# PROVIDED INFORMATION start

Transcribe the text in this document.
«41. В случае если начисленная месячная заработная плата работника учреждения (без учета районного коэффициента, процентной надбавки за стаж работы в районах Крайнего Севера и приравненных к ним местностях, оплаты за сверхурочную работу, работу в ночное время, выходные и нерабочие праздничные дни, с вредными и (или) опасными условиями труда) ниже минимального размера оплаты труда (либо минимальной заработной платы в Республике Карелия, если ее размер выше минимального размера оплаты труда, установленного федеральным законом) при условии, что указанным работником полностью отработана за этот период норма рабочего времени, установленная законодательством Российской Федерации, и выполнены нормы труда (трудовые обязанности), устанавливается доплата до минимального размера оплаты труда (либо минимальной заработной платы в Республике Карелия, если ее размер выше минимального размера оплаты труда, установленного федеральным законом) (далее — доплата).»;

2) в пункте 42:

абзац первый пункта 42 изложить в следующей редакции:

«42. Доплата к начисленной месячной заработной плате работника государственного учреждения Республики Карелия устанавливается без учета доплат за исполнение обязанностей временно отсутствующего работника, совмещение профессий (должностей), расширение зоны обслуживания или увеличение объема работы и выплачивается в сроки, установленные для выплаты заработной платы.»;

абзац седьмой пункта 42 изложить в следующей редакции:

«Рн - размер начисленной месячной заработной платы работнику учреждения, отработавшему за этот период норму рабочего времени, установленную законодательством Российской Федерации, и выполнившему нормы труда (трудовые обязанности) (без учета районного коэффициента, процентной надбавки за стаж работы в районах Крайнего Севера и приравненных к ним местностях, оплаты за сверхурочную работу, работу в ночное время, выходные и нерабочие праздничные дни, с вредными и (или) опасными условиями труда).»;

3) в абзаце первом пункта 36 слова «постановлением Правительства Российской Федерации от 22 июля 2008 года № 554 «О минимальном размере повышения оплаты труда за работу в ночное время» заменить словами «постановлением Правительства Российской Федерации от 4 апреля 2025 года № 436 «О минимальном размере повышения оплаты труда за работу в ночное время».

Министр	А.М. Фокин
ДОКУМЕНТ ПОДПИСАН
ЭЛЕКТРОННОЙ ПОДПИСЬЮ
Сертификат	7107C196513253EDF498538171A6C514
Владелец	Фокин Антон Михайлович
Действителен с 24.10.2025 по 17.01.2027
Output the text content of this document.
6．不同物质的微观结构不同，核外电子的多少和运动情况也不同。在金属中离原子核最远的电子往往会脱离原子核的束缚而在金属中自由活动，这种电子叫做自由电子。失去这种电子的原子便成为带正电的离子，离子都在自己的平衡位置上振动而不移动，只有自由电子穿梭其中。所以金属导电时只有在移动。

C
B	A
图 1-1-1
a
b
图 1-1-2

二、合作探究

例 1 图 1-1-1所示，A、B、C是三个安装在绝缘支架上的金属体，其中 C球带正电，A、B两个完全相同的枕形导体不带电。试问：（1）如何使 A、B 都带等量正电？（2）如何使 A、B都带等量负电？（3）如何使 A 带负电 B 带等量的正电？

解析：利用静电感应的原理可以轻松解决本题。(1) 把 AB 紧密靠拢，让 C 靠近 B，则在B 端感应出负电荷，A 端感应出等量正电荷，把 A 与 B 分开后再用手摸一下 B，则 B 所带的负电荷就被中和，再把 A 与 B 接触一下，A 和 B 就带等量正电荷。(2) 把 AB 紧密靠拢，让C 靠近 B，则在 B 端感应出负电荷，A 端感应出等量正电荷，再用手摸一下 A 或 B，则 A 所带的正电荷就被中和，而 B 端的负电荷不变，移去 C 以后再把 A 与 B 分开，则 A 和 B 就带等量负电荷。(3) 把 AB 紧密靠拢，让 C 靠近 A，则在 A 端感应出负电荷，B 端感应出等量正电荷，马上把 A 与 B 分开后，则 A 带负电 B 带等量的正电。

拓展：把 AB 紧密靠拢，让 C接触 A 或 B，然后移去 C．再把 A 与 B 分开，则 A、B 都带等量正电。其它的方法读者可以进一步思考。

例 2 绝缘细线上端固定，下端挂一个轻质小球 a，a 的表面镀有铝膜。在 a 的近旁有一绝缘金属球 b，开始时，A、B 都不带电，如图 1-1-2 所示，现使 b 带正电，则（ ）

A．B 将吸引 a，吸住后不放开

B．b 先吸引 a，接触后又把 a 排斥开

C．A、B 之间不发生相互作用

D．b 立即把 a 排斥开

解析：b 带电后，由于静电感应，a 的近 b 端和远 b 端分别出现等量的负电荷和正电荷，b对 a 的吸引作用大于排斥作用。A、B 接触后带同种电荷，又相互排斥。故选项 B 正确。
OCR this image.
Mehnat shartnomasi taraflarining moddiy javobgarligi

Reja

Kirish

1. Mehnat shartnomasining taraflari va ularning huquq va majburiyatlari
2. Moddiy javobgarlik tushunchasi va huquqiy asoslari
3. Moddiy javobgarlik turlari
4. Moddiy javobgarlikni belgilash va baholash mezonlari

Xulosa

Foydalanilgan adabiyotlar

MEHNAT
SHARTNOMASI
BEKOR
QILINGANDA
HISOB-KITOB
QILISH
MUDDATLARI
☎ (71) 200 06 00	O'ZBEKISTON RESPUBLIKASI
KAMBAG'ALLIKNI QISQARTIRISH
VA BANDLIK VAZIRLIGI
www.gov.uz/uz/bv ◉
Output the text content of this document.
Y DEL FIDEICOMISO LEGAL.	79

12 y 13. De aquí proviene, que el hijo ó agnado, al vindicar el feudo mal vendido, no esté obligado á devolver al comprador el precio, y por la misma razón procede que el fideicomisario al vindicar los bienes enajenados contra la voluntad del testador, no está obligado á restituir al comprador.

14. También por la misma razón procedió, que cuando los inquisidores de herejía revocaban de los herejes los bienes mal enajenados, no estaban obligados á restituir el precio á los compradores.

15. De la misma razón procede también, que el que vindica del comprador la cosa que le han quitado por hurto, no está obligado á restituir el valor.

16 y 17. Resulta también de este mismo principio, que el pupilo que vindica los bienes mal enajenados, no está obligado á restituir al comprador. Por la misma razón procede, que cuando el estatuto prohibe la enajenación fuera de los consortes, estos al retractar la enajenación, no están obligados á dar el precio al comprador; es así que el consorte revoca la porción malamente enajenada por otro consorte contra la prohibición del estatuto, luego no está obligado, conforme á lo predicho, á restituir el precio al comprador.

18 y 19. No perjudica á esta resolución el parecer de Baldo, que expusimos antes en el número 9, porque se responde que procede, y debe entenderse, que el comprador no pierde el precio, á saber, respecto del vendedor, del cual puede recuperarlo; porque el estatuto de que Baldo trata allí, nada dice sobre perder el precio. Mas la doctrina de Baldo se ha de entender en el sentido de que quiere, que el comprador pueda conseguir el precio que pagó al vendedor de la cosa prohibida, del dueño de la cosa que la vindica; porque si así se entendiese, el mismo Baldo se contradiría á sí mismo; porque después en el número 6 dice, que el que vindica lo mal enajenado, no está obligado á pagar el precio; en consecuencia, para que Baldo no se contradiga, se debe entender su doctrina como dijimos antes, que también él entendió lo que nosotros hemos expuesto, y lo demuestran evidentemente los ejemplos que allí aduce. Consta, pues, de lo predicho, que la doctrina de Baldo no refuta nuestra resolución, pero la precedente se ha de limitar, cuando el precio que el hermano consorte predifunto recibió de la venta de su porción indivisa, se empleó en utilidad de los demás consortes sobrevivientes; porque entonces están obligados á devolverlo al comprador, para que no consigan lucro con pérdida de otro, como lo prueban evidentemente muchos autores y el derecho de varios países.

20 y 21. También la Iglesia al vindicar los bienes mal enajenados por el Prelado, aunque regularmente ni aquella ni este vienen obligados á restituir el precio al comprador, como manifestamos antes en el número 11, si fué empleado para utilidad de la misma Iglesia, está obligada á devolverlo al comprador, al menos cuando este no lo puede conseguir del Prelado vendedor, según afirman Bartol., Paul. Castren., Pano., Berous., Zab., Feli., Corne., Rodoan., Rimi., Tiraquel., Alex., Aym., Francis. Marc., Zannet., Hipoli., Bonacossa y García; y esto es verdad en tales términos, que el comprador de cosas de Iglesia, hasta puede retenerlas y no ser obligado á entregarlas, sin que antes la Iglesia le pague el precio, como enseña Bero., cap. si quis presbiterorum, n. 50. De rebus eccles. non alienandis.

# PROVIDED INFORMATION end

● PROBLEM TO SOLVE
Collect each line of the entries that has the word "следующей", copying it in full.

● EXERCISE SOLUTION
абзац первый пункта 42 изложить в следующей редакции:
абзац седьмой пункта 42 изложить в следующей редакции:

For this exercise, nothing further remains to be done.